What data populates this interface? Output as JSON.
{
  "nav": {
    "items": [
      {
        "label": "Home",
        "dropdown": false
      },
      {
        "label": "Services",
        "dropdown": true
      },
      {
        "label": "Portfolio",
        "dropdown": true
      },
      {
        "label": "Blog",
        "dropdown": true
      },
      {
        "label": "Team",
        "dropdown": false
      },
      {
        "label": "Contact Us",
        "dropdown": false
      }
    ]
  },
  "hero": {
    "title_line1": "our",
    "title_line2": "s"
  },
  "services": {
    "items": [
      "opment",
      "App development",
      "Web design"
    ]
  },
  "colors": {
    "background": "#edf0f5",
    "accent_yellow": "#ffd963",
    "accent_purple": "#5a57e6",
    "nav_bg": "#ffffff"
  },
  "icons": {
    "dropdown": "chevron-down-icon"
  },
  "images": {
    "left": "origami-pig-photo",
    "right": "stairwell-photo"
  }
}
---+---
> **DIRECTIONS**
Output all records verbatim.

> **OUTPUT OF THE EXERCISE**
What data populates this interface? Output as JSON.
{
  "nav": {
    "items": [
      {
        "label": "Home",
        "dropdown": false
      },
      {
        "label": "Services",
        "dropdown": true
      },
      {
        "label": "Portfolio",
        "dropdown": true
      },
      {
        "label": "Blog",
        "dropdown": true
      },
      {
        "label": "Team",
        "dropdown": false
      },
      {
        "label": "Contact Us",
        "dropdown": false
      }
    ]
  },
  "hero": {
    "title_line1": "our",
    "title_line2": "s"
  },
  "services": {
    "items": [
      "opment",
      "App development",
      "Web design"
    ]
  },
  "colors": {
    "background": "#edf0f5",
    "accent_yellow": "#ffd963",
    "accent_purple": "#5a57e6",
    "nav_bg": "#ffffff"
  },
  "icons": {
    "dropdown": "chevron-down-icon"
  },
  "images": {
    "left": "origami-pig-photo",
    "right": "stairwell-photo"
  }
}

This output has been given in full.